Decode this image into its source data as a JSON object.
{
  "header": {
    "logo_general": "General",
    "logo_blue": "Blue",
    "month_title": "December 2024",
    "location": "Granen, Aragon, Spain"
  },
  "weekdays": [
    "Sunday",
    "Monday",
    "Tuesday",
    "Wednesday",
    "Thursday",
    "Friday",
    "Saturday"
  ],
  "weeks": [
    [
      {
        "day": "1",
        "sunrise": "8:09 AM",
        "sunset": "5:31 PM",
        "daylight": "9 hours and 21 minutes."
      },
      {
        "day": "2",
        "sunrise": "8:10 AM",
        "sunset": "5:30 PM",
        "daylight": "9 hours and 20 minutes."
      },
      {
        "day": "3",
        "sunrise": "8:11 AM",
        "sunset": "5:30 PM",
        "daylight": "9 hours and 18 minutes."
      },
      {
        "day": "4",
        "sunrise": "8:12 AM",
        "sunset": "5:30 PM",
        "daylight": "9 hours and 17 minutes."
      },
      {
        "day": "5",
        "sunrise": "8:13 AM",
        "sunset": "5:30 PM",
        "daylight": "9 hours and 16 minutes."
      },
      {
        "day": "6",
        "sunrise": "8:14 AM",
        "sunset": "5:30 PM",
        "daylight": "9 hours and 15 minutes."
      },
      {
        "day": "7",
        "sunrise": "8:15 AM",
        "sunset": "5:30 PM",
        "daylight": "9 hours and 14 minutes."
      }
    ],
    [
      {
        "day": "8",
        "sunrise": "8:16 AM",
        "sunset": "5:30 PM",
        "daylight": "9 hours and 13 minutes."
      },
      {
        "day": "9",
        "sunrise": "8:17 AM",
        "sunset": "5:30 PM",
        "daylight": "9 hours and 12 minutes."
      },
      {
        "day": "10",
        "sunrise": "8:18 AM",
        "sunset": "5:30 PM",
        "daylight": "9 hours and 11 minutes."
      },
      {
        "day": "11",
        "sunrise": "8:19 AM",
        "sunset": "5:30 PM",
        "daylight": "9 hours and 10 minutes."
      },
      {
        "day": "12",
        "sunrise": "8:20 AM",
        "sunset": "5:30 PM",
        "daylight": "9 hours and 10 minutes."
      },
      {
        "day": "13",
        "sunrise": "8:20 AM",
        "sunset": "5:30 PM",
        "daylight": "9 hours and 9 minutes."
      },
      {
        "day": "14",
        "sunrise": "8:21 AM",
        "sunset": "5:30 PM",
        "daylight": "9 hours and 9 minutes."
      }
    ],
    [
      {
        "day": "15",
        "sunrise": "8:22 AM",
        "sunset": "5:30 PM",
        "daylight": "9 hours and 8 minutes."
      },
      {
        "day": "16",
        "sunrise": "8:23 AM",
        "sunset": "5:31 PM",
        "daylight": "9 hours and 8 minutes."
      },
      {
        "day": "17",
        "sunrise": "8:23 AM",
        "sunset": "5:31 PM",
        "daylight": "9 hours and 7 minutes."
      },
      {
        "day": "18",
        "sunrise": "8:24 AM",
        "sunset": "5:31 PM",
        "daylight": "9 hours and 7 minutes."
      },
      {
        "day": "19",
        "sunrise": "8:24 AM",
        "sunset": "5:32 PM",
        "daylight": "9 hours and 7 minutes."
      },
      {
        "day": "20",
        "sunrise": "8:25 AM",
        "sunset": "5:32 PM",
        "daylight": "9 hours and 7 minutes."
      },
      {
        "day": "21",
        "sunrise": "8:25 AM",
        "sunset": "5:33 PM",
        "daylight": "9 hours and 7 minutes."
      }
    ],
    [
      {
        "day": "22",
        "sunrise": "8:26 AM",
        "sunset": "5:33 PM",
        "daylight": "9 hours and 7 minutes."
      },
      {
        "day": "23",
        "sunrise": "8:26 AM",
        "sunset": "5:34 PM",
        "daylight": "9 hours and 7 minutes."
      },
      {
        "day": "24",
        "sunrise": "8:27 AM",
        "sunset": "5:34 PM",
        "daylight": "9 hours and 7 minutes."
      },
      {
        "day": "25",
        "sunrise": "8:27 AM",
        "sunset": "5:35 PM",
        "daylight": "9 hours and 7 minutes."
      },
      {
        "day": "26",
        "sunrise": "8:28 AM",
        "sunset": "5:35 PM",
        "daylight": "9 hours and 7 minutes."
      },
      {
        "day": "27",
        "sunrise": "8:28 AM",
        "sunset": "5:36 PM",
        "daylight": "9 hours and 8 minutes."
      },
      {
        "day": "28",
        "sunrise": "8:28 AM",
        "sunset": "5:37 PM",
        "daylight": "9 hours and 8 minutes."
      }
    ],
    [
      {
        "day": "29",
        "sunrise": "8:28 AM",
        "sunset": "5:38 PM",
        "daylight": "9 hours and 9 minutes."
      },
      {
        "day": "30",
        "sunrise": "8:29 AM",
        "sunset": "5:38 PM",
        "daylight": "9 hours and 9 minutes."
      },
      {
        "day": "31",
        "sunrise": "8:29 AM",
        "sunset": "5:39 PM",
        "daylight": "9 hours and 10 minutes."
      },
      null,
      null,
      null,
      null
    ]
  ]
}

# WHAT YOU HAVE TO DO
Repeat the material above in full, keeping every word.

# RESULT OF THE EXERCISE
Decode this image into its source data as a JSON object.
{
  "header": {
    "logo_general": "General",
    "logo_blue": "Blue",
    "month_title": "December 2024",
    "location": "Granen, Aragon, Spain"
  },
  "weekdays": [
    "Sunday",
    "Monday",
    "Tuesday",
    "Wednesday",
    "Thursday",
    "Friday",
    "Saturday"
  ],
  "weeks": [
    [
      {
        "day": "1",
        "sunrise": "8:09 AM",
        "sunset": "5:31 PM",
        "daylight": "9 hours and 21 minutes."
      },
      {
        "day": "2",
        "sunrise": "8:10 AM",
        "sunset": "5:30 PM",
        "daylight": "9 hours and 20 minutes."
      },
      {
        "day": "3",
        "sunrise": "8:11 AM",
        "sunset": "5:30 PM",
        "daylight": "9 hours and 18 minutes."
      },
      {
        "day": "4",
        "sunrise": "8:12 AM",
        "sunset": "5:30 PM",
        "daylight": "9 hours and 17 minutes."
      },
      {
        "day": "5",
        "sunrise": "8:13 AM",
        "sunset": "5:30 PM",
        "daylight": "9 hours and 16 minutes."
      },
      {
        "day": "6",
        "sunrise": "8:14 AM",
        "sunset": "5:30 PM",
        "daylight": "9 hours and 15 minutes."
      },
      {
        "day": "7",
        "sunrise": "8:15 AM",
        "sunset": "5:30 PM",
        "daylight": "9 hours and 14 minutes."
      }
    ],
    [
      {
        "day": "8",
        "sunrise": "8:16 AM",
        "sunset": "5:30 PM",
        "daylight": "9 hours and 13 minutes."
      },
      {
        "day": "9",
        "sunrise": "8:17 AM",
        "sunset": "5:30 PM",
        "daylight": "9 hours and 12 minutes."
      },
      {
        "day": "10",
        "sunrise": "8:18 AM",
        "sunset": "5:30 PM",
        "daylight": "9 hours and 11 minutes."
      },
      {
        "day": "11",
        "sunrise": "8:19 AM",
        "sunset": "5:30 PM",
        "daylight": "9 hours and 10 minutes."
      },
      {
        "day": "12",
        "sunrise": "8:20 AM",
        "sunset": "5:30 PM",
        "daylight": "9 hours and 10 minutes."
      },
      {
        "day": "13",
        "sunrise": "8:20 AM",
        "sunset": "5:30 PM",
        "daylight": "9 hours and 9 minutes."
      },
      {
        "day": "14",
        "sunrise": "8:21 AM",
        "sunset": "5:30 PM",
        "daylight": "9 hours and 9 minutes."
      }
    ],
    [
      {
        "day": "15",
        "sunrise": "8:22 AM",
        "sunset": "5:30 PM",
        "daylight": "9 hours and 8 minutes."
      },
      {
        "day": "16",
        "sunrise": "8:23 AM",
        "sunset": "5:31 PM",
        "daylight": "9 hours and 8 minutes."
      },
      {
        "day": "17",
        "sunrise": "8:23 AM",
        "sunset": "5:31 PM",
        "daylight": "9 hours and 7 minutes."
      },
      {
        "day": "18",
        "sunrise": "8:24 AM",
        "sunset": "5:31 PM",
        "daylight": "9 hours and 7 minutes."
      },
      {
        "day": "19",
        "sunrise": "8:24 AM",
        "sunset": "5:32 PM",
        "daylight": "9 hours and 7 minutes."
      },
      {
        "day": "20",
        "sunrise": "8:25 AM",
        "sunset": "5:32 PM",
        "daylight": "9 hours and 7 minutes."
      },
      {
        "day": "21",
        "sunrise": "8:25 AM",
        "sunset": "5:33 PM",
        "daylight": "9 hours and 7 minutes."
      }
    ],
    [
      {
        "day": "22",
        "sunrise": "8:26 AM",
        "sunset": "5:33 PM",
        "daylight": "9 hours and 7 minutes."
      },
      {
        "day": "23",
        "sunrise": "8:26 AM",
        "sunset": "5:34 PM",
        "daylight": "9 hours and 7 minutes."
      },
      {
        "day": "24",
        "sunrise": "8:27 AM",
        "sunset": "5:34 PM",
        "daylight": "9 hours and 7 minutes."
      },
      {
        "day": "25",
        "sunrise": "8:27 AM",
        "sunset": "5:35 PM",
        "daylight": "9 hours and 7 minutes."
      },
      {
        "day": "26",
        "sunrise": "8:28 AM",
        "sunset": "5:35 PM",
        "daylight": "9 hours and 7 minutes."
      },
      {
        "day": "27",
        "sunrise": "8:28 AM",
        "sunset": "5:36 PM",
        "daylight": "9 hours and 8 minutes."
      },
      {
        "day": "28",
        "sunrise": "8:28 AM",
        "sunset": "5:37 PM",
        "daylight": "9 hours and 8 minutes."
      }
    ],
    [
      {
        "day": "29",
        "sunrise": "8:28 AM",
        "sunset": "5:38 PM",
        "daylight": "9 hours and 9 minutes."
      },
      {
        "day": "30",
        "sunrise": "8:29 AM",
        "sunset": "5:38 PM",
        "daylight": "9 hours and 9 minutes."
      },
      {
        "day": "31",
        "sunrise": "8:29 AM",
        "sunset": "5:39 PM",
        "daylight": "9 hours and 10 minutes."
      },
      null,
      null,
      null,
      null
    ]
  ]
}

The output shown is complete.